Exercise task
Below are the records; collect from them each line containing the string "extend".

Collected data

____

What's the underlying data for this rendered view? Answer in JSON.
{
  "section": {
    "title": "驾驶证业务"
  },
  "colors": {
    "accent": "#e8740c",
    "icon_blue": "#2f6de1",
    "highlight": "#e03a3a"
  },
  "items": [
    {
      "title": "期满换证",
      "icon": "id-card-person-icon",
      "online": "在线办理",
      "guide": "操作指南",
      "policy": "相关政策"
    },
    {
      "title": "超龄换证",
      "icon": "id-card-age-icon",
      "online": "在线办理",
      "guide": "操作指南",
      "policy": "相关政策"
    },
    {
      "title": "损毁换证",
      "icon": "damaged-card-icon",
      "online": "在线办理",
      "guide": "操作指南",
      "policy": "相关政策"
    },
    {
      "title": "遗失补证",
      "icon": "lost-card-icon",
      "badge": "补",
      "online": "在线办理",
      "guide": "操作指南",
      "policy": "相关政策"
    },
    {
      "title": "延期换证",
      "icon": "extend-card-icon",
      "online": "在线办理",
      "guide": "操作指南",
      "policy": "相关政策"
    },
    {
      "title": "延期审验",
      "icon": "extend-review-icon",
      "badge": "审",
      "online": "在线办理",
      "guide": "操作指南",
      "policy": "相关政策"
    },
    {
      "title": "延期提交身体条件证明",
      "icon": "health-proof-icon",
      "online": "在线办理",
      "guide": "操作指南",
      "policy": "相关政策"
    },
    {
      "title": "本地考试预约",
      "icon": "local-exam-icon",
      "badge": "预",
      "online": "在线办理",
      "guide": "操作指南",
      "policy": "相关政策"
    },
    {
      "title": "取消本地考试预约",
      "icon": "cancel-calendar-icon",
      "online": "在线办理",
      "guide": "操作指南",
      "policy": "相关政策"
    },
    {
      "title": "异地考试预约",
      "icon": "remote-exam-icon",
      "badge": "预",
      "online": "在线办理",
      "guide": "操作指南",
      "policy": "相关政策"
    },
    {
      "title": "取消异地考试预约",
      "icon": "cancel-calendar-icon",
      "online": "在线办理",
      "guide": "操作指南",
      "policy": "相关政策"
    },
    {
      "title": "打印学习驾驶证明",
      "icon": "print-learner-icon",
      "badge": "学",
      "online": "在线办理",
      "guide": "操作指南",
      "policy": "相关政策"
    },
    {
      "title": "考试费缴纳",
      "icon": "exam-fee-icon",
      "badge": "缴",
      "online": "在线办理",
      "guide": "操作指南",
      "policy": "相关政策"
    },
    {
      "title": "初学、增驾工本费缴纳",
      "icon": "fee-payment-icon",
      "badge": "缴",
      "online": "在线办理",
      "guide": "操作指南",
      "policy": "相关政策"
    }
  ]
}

____

The result
      "icon": "extend-card-icon",
      "icon": "extend-review-icon",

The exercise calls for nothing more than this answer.